(Beginning of Selected text)
7 And therefore probably a victim of the Arabization campaign of the mid-1970s. Khanaqin lies in the extreme southeastern part of Iraqi Kurdistan, in the Arabized section of Diyala governorate.
8 Ibrahim and Omar, the remaining two survivors of the massacre in the bus, also made it back to Kurdistan. But for both men the ordeal was not yet over. Ibrahim, who like Ozer and Mustafa passed through the complex of Iranian Kurds on his way to Ramadi, was recaptured as a deserter in Baghdad, and passed through a series of military jails before taking refuge with a contingent of jahsh in Suleimaniyeh. Omar spent a further period in hiding in Kurdistan before eventually surrendering to the army in September, after the general amnesty. He was forced into another period in the military and sent to serve in Kuwait (as was Ozer) after the August 1990 Iraqi invasion. He deserted for the last time three days before the beginning of the air war in January 1991.
Anwar Tayyar, who had been on the same bus as Ozer, Ibrahim and Omar, also escaped from the execution site and was seen in late May or early June by peshmerga hiding out in the Qader Karam area. He had sustained four flesh wounds during the shooting in the bus, and had been left for dead. After the encounter near Qader Karam, Anwar Tayyar disappeared for good. The last peshmerga to see him alive speculate that he either starved to death or was captured by the army and killed. Middle East Watch interview with former PUK commander, Kalar, March 30, 1993.
9 This, it should be recalled, stated that, "All persons captured in those [prohibited] villages shall be detained and interrogated by the security services and those between the ages of 15 and 70 shall be executed after any useful information has been obtained from them." See above p.64.
10 Saddam Hussein's fascination with Al-Hadhar is detailed in Baram's Culture, History and Ideology, pp.53-54. Al-Hadhar may also be the site referred to by a former Zakho mustashar interviewed by Neil Conan of National Public Radio in the U.S.; this man spoke of 12,000 Kurdish men being executed at an unknown site in August 1988 after being imprisoned in Mosul. Conan's interview is cited in Makiya, Cruelty and Silence, p.144. There are also persistent but unconfirmed reports of mass Anfal graves near Ar'ar on the Iraqi-Saudiborder, and in Diwaniyah and Naseriyah governorates in southern Iraq.
11 See for example, Middle East Watch/Physicians for Human Rights, Unquiet Graves: The Search for the Disappeared in Iraqi Kurdistan, February 1992, pp. 23-25; and Makiya, Cruelty and Silence, chapter 5. Taymur has also been featured extensively in television reports, including "Saddam's Killing Fields," CBS "60 Minutes," February 23, 1992.
12 Although Taymour referred to the executioners as "soldiers," he had no specific recollection of their uniforms, and it is much more likely that the men belonged to another agency, such as the Ba'ath Party or Amn.
13 Taymour, in fact, lost a total of twenty-eight relatives in Anfal. In addition to his father, mother and three sisters, they included his uncle, Omar Ahmad Qader; his aunt, Ayna Ahmad Qader, her husband, Hama Sa'id Mohi-al-Din Abd-al-Karim and their three young children; his aunt, Mahsa Muhammad Mahmoud and her nine children; an unmarried aunt, Hamdia Muhammad Mahmoud; his uncle, Osman Muhammad Mahmoud, his wife, Amina Ali Aziz, and four of their fourteen children. Middle East Watch interview with Taymour Abdullah Ahmad, Sumoud Complex, July 29, 1992.
(End of Selected text)
(Beginning of Source material)
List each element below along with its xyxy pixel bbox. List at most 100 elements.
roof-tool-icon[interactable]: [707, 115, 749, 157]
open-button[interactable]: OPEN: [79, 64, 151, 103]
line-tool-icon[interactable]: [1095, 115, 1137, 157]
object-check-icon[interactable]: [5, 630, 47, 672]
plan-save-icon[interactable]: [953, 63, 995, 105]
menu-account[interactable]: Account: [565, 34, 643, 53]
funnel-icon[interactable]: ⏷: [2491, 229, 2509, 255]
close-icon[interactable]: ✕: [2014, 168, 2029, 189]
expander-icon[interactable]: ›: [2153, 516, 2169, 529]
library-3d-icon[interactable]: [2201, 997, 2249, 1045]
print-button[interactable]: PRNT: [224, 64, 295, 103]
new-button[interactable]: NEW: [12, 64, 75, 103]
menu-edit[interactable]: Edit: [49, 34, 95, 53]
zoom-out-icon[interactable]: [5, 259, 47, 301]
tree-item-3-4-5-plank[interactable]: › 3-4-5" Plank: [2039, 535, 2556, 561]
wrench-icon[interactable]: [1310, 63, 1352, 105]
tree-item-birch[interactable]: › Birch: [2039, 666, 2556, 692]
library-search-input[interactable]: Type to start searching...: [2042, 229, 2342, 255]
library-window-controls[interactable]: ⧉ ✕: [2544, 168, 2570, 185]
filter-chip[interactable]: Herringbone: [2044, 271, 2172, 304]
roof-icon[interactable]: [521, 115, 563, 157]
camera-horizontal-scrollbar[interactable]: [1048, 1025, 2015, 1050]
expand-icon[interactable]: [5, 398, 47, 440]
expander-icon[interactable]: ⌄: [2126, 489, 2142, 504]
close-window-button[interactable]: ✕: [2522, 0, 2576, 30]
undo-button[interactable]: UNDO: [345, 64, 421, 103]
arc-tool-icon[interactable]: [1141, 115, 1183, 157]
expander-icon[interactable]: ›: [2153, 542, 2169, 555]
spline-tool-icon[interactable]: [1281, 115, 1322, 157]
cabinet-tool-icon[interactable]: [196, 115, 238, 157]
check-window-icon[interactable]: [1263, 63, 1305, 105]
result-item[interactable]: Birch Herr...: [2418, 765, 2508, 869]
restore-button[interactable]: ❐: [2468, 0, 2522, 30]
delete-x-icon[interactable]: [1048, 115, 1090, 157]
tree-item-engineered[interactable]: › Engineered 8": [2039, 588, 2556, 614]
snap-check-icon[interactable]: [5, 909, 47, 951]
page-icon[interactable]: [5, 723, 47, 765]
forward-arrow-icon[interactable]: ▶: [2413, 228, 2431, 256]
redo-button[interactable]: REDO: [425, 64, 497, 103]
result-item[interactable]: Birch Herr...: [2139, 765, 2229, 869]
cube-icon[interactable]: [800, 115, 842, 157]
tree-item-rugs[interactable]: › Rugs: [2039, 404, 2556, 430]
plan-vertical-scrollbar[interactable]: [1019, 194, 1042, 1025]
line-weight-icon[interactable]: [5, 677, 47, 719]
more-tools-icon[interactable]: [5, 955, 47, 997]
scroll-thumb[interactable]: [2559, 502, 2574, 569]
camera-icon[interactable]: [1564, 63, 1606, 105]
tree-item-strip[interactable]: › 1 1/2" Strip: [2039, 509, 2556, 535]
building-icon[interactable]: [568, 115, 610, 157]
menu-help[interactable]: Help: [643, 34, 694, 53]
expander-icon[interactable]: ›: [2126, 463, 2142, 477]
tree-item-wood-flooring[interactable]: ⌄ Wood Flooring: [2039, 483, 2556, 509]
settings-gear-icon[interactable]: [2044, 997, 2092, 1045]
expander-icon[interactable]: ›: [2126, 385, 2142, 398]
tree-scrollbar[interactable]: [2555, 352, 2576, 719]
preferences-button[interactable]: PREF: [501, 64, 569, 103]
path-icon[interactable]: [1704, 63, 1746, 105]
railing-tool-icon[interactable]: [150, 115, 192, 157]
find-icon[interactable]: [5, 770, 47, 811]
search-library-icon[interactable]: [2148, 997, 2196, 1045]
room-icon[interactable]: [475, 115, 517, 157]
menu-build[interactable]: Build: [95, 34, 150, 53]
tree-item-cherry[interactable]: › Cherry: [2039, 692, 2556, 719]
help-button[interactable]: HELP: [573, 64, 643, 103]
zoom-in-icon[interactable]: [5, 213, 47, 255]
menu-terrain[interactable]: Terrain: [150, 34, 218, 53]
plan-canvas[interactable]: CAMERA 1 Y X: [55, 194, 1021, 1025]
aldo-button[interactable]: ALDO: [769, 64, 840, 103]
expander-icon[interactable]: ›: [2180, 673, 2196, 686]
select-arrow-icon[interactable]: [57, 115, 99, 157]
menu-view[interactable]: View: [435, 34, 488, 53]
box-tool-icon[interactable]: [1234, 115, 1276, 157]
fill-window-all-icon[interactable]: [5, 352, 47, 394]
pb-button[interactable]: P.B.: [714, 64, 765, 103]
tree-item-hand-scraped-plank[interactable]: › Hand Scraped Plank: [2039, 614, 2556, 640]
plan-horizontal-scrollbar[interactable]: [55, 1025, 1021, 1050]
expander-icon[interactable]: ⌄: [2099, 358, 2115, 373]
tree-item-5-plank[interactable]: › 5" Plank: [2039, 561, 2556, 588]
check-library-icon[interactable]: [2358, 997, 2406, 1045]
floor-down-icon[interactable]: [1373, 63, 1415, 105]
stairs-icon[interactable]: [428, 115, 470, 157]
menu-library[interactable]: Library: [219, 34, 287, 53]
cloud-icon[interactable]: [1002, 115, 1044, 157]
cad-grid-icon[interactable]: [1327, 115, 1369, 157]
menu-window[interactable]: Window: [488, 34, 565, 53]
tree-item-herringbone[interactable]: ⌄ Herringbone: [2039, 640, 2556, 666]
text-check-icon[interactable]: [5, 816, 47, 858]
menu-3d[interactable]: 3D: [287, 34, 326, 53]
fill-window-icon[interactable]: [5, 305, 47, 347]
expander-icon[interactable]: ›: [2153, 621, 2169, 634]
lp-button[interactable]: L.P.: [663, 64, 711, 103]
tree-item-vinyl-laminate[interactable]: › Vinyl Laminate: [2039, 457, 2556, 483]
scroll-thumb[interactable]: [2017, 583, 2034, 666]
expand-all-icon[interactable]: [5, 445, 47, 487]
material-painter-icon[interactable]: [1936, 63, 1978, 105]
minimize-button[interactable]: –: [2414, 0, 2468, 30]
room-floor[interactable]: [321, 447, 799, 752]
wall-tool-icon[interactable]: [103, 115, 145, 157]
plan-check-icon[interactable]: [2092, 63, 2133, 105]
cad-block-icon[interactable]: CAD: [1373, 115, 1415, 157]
(End of Source material)
Tasks to perform:
**1.** Reproduce the passage of the Anfal footnotes from "Anwar Tayyar, who" up to and including "March 30, 1993.".
**2.** According to the Anfal footnotes, how many relatives did Taymour lose in Anfal?

Outputs in order:
**1.**
Anwar Tayyar, who had been on the same bus as Ozer, Ibrahim and Omar, also escaped from the execution site and was seen in late May or early June by peshmerga hiding out in the Qader Karam area. He had sustained four flesh wounds during the shooting in the bus, and had been left for dead. After the encounter near Qader Karam, Anwar Tayyar disappeared for good. The last peshmerga to see him alive speculate that he either starved to death or was captured by the army and killed. Middle East Watch interview with former PUK commander, Kalar, March 30, 1993.

**2.** Twenty-eight.